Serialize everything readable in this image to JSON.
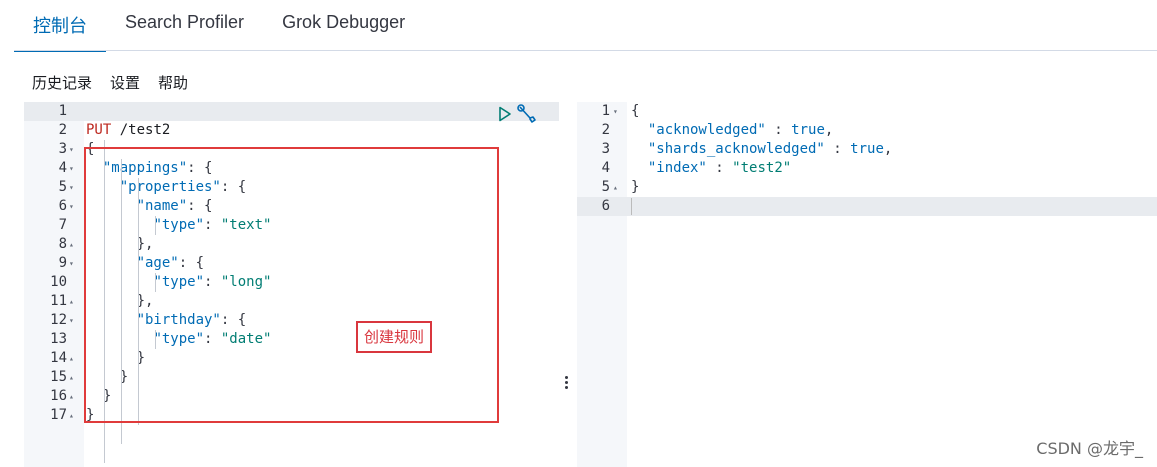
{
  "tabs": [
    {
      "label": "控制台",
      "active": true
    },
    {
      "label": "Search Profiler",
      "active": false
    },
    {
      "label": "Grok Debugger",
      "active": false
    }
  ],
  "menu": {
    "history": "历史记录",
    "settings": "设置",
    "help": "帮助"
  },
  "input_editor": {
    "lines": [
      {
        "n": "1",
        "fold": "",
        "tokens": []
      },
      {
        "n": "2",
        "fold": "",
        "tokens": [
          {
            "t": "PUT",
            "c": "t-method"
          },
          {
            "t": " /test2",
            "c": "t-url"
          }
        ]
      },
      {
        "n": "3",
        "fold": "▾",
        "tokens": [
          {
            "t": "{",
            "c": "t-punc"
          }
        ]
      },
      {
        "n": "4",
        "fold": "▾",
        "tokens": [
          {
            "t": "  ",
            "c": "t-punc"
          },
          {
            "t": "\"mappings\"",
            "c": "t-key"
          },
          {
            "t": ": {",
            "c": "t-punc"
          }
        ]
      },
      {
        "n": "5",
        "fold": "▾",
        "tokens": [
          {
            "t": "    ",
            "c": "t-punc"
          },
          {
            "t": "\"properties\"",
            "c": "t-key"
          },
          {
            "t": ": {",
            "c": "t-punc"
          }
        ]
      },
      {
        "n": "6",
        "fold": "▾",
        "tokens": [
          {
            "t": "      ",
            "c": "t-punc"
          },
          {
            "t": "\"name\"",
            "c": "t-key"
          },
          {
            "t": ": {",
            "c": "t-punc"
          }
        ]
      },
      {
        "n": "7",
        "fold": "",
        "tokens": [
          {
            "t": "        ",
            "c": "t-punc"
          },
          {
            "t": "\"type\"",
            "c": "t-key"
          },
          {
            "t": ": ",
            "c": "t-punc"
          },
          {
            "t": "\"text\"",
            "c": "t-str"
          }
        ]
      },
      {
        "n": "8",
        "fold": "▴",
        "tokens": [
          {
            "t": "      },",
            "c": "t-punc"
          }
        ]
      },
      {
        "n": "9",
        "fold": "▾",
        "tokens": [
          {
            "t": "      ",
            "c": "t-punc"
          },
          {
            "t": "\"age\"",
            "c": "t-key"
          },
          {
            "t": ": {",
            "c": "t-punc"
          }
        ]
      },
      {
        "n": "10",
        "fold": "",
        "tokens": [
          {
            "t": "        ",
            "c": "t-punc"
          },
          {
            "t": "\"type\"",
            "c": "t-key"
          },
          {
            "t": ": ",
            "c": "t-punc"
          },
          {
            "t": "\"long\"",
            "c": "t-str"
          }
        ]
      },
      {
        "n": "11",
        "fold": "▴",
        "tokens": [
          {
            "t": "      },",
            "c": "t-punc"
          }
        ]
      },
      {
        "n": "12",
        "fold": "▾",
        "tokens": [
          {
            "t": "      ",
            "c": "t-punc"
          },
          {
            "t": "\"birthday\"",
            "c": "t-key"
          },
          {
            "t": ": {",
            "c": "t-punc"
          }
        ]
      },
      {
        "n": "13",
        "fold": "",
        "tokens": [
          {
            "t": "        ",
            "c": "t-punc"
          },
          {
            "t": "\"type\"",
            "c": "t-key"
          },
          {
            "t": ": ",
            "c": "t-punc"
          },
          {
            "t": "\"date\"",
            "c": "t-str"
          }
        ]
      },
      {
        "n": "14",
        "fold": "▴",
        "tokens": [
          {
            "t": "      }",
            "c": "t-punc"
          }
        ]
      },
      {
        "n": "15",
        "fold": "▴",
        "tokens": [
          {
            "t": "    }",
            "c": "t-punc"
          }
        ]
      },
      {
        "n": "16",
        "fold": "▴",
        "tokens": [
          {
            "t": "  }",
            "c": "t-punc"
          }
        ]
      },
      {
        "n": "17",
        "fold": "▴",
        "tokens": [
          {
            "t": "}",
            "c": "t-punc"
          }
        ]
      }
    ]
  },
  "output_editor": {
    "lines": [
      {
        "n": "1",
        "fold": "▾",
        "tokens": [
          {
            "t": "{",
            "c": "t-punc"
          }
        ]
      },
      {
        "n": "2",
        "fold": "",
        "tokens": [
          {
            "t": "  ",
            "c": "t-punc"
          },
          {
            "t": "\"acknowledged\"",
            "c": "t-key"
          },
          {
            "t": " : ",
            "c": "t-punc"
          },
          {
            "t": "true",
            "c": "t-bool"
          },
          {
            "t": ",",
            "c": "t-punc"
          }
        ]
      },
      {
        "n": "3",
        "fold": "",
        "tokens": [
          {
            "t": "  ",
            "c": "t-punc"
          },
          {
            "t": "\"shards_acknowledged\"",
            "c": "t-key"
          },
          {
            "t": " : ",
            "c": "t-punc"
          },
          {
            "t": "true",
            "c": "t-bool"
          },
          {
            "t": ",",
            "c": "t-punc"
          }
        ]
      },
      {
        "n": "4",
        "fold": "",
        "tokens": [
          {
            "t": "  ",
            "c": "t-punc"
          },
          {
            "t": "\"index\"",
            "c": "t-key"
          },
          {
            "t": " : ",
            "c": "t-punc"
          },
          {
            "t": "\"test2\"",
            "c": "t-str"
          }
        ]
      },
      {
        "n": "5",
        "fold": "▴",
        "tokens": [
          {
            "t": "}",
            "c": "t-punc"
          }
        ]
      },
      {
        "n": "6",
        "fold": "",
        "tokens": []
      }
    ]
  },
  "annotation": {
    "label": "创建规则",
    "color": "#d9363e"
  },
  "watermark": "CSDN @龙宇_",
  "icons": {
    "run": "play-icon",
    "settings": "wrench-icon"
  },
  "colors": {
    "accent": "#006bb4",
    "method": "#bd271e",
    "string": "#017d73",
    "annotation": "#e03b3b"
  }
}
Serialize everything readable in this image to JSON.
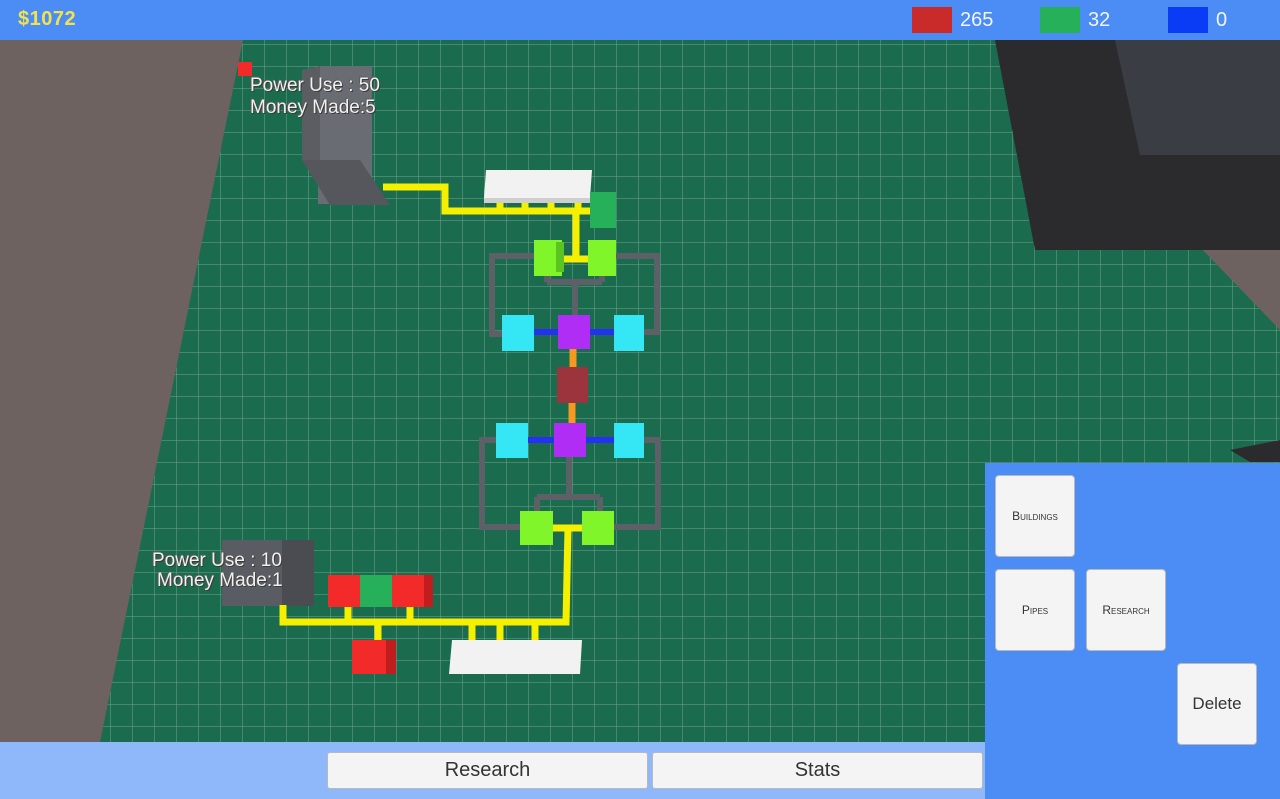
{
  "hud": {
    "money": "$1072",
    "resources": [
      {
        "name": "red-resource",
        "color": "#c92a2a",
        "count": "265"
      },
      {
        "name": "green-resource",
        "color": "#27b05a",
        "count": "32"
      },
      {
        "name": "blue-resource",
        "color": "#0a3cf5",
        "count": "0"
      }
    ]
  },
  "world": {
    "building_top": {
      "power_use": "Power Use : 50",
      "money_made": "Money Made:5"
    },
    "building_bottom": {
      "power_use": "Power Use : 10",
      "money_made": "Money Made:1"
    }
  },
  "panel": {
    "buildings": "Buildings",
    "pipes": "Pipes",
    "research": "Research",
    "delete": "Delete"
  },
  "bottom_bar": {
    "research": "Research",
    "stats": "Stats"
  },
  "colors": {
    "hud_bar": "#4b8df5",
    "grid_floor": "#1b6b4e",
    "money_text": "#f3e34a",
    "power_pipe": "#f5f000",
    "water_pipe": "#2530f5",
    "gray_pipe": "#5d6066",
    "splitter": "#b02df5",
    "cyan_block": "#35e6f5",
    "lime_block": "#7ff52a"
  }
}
========
■ What is required
Each record above must be returned exactly as written, with its pictures omitted.

■ Full response
Serialize everything readable in this image to JSON.
{
  "tabs": [
    {
      "label": "控制台",
      "active": true
    },
    {
      "label": "Search Profiler",
      "active": false
    },
    {
      "label": "Grok Debugger",
      "active": false
    }
  ],
  "menu": {
    "history": "历史记录",
    "settings": "设置",
    "help": "帮助"
  },
  "input_editor": {
    "lines": [
      {
        "n": "1",
        "fold": "",
        "tokens": []
      },
      {
        "n": "2",
        "fold": "",
        "tokens": [
          {
            "t": "PUT",
            "c": "t-method"
          },
          {
            "t": " /test2",
            "c": "t-url"
          }
        ]
      },
      {
        "n": "3",
        "fold": "▾",
        "tokens": [
          {
            "t": "{",
            "c": "t-punc"
          }
        ]
      },
      {
        "n": "4",
        "fold": "▾",
        "tokens": [
          {
            "t": "  ",
            "c": "t-punc"
          },
          {
            "t": "\"mappings\"",
            "c": "t-key"
          },
          {
            "t": ": {",
            "c": "t-punc"
          }
        ]
      },
      {
        "n": "5",
        "fold": "▾",
        "tokens": [
          {
            "t": "    ",
            "c": "t-punc"
          },
          {
            "t": "\"properties\"",
            "c": "t-key"
          },
          {
            "t": ": {",
            "c": "t-punc"
          }
        ]
      },
      {
        "n": "6",
        "fold": "▾",
        "tokens": [
          {
            "t": "      ",
            "c": "t-punc"
          },
          {
            "t": "\"name\"",
            "c": "t-key"
          },
          {
            "t": ": {",
            "c": "t-punc"
          }
        ]
      },
      {
        "n": "7",
        "fold": "",
        "tokens": [
          {
            "t": "        ",
            "c": "t-punc"
          },
          {
            "t": "\"type\"",
            "c": "t-key"
          },
          {
            "t": ": ",
            "c": "t-punc"
          },
          {
            "t": "\"text\"",
            "c": "t-str"
          }
        ]
      },
      {
        "n": "8",
        "fold": "▴",
        "tokens": [
          {
            "t": "      },",
            "c": "t-punc"
          }
        ]
      },
      {
        "n": "9",
        "fold": "▾",
        "tokens": [
          {
            "t": "      ",
            "c": "t-punc"
          },
          {
            "t": "\"age\"",
            "c": "t-key"
          },
          {
            "t": ": {",
            "c": "t-punc"
          }
        ]
      },
      {
        "n": "10",
        "fold": "",
        "tokens": [
          {
            "t": "        ",
            "c": "t-punc"
          },
          {
            "t": "\"type\"",
            "c": "t-key"
          },
          {
            "t": ": ",
            "c": "t-punc"
          },
          {
            "t": "\"long\"",
            "c": "t-str"
          }
        ]
      },
      {
        "n": "11",
        "fold": "▴",
        "tokens": [
          {
            "t": "      },",
            "c": "t-punc"
          }
        ]
      },
      {
        "n": "12",
        "fold": "▾",
        "tokens": [
          {
            "t": "      ",
            "c": "t-punc"
          },
          {
            "t": "\"birthday\"",
            "c": "t-key"
          },
          {
            "t": ": {",
            "c": "t-punc"
          }
        ]
      },
      {
        "n": "13",
        "fold": "",
        "tokens": [
          {
            "t": "        ",
            "c": "t-punc"
          },
          {
            "t": "\"type\"",
            "c": "t-key"
          },
          {
            "t": ": ",
            "c": "t-punc"
          },
          {
            "t": "\"date\"",
            "c": "t-str"
          }
        ]
      },
      {
        "n": "14",
        "fold": "▴",
        "tokens": [
          {
            "t": "      }",
            "c": "t-punc"
          }
        ]
      },
      {
        "n": "15",
        "fold": "▴",
        "tokens": [
          {
            "t": "    }",
            "c": "t-punc"
          }
        ]
      },
      {
        "n": "16",
        "fold": "▴",
        "tokens": [
          {
            "t": "  }",
            "c": "t-punc"
          }
        ]
      },
      {
        "n": "17",
        "fold": "▴",
        "tokens": [
          {
            "t": "}",
            "c": "t-punc"
          }
        ]
      }
    ]
  },
  "output_editor": {
    "lines": [
      {
        "n": "1",
        "fold": "▾",
        "tokens": [
          {
            "t": "{",
            "c": "t-punc"
          }
        ]
      },
      {
        "n": "2",
        "fold": "",
        "tokens": [
          {
            "t": "  ",
            "c": "t-punc"
          },
          {
            "t": "\"acknowledged\"",
            "c": "t-key"
          },
          {
            "t": " : ",
            "c": "t-punc"
          },
          {
            "t": "true",
            "c": "t-bool"
          },
          {
            "t": ",",
            "c": "t-punc"
          }
        ]
      },
      {
        "n": "3",
        "fold": "",
        "tokens": [
          {
            "t": "  ",
            "c": "t-punc"
          },
          {
            "t": "\"shards_acknowledged\"",
            "c": "t-key"
          },
          {
            "t": " : ",
            "c": "t-punc"
          },
          {
            "t": "true",
            "c": "t-bool"
          },
          {
            "t": ",",
            "c": "t-punc"
          }
        ]
      },
      {
        "n": "4",
        "fold": "",
        "tokens": [
          {
            "t": "  ",
            "c": "t-punc"
          },
          {
            "t": "\"index\"",
            "c": "t-key"
          },
          {
            "t": " : ",
            "c": "t-punc"
          },
          {
            "t": "\"test2\"",
            "c": "t-str"
          }
        ]
      },
      {
        "n": "5",
        "fold": "▴",
        "tokens": [
          {
            "t": "}",
            "c": "t-punc"
          }
        ]
      },
      {
        "n": "6",
        "fold": "",
        "tokens": []
      }
    ]
  },
  "annotation": {
    "label": "创建规则",
    "color": "#d9363e"
  },
  "watermark": "CSDN @龙宇_",
  "icons": {
    "run": "play-icon",
    "settings": "wrench-icon"
  },
  "colors": {
    "accent": "#006bb4",
    "method": "#bd271e",
    "string": "#017d73",
    "annotation": "#e03b3b"
  }
}
Serialize everything readable in this image to JSON.
{
  "hud": {
    "money": "$1072",
    "resources": [
      {
        "name": "red-resource",
        "color": "#c92a2a",
        "count": "265"
      },
      {
        "name": "green-resource",
        "color": "#27b05a",
        "count": "32"
      },
      {
        "name": "blue-resource",
        "color": "#0a3cf5",
        "count": "0"
      }
    ]
  },
  "world": {
    "building_top": {
      "power_use": "Power Use : 50",
      "money_made": "Money Made:5"
    },
    "building_bottom": {
      "power_use": "Power Use : 10",
      "money_made": "Money Made:1"
    }
  },
  "panel": {
    "buildings": "Buildings",
    "pipes": "Pipes",
    "research": "Research",
    "delete": "Delete"
  },
  "bottom_bar": {
    "research": "Research",
    "stats": "Stats"
  },
  "colors": {
    "hud_bar": "#4b8df5",
    "grid_floor": "#1b6b4e",
    "money_text": "#f3e34a",
    "power_pipe": "#f5f000",
    "water_pipe": "#2530f5",
    "gray_pipe": "#5d6066",
    "splitter": "#b02df5",
    "cyan_block": "#35e6f5",
    "lime_block": "#7ff52a"
  }
}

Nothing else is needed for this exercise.